Find the lines below that contain the string "story". Copy each one.

------ Records provided

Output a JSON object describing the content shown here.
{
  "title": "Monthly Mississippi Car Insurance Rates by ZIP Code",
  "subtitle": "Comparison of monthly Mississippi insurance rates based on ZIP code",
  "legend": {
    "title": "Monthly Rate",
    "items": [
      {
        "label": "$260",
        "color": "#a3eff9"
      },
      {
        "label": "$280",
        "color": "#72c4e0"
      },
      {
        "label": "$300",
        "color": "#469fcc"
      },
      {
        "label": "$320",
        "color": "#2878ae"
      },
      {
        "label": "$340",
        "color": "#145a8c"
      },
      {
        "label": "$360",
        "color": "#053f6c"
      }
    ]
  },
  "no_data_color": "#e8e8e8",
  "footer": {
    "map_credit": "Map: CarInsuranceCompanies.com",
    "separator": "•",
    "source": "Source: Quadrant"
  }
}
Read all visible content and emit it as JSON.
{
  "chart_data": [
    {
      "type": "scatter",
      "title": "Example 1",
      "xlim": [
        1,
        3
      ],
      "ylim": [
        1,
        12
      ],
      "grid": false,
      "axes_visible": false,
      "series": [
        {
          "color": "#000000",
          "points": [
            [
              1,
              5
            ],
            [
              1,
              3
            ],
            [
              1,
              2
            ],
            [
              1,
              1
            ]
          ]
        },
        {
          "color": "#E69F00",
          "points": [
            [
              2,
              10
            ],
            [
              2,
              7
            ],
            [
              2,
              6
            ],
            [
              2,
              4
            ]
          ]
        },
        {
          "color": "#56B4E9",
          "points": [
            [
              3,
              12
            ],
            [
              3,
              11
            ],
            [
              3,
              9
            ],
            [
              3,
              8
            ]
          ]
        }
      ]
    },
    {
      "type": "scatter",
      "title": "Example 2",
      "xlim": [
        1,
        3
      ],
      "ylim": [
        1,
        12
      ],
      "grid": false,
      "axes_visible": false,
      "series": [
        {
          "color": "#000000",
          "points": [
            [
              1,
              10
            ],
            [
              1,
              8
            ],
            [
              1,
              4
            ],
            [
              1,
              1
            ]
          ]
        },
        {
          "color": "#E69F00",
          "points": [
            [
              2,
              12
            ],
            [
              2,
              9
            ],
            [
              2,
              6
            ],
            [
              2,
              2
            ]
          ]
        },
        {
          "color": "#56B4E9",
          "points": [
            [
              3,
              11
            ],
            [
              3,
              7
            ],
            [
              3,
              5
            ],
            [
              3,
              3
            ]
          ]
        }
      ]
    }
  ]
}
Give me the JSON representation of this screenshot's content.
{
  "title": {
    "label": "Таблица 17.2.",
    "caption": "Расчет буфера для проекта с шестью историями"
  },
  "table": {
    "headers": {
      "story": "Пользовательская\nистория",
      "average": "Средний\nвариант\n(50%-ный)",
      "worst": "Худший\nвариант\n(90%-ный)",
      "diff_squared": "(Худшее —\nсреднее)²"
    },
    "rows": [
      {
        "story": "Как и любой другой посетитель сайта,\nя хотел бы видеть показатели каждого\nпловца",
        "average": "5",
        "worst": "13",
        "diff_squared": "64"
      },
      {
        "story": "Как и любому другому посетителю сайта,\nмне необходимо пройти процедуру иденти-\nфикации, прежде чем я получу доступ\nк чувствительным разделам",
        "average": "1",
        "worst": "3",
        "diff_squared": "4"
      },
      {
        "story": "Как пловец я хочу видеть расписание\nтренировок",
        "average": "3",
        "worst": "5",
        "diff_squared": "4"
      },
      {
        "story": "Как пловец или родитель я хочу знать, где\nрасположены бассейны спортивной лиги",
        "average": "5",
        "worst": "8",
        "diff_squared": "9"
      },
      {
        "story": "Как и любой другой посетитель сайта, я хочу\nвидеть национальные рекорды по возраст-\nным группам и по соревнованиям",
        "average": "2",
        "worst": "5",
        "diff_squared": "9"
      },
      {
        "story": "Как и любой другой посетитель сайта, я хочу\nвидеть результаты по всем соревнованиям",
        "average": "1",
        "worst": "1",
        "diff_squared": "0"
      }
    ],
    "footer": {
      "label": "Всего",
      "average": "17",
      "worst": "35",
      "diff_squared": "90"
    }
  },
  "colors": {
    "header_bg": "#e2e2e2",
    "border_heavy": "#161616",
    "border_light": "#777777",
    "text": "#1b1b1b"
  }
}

------------

Task solution:
      "story": "Пользовательская\nистория",
        "story": "Как и любой другой посетитель сайта,\nя хотел бы видеть показатели каждого\nпловца",
        "story": "Как и любому другому посетителю сайта,\nмне необходимо пройти процедуру иденти-\nфикации, прежде чем я получу доступ\nк чувствительным разделам",
        "story": "Как пловец я хочу видеть расписание\nтренировок",
        "story": "Как пловец или родитель я хочу знать, где\nрасположены бассейны спортивной лиги",
        "story": "Как и любой другой посетитель сайта, я хочу\nвидеть национальные рекорды по возраст-\nным группам и по соревнованиям",
        "story": "Как и любой другой посетитель сайта, я хочу\nвидеть результаты по всем соревнованиям",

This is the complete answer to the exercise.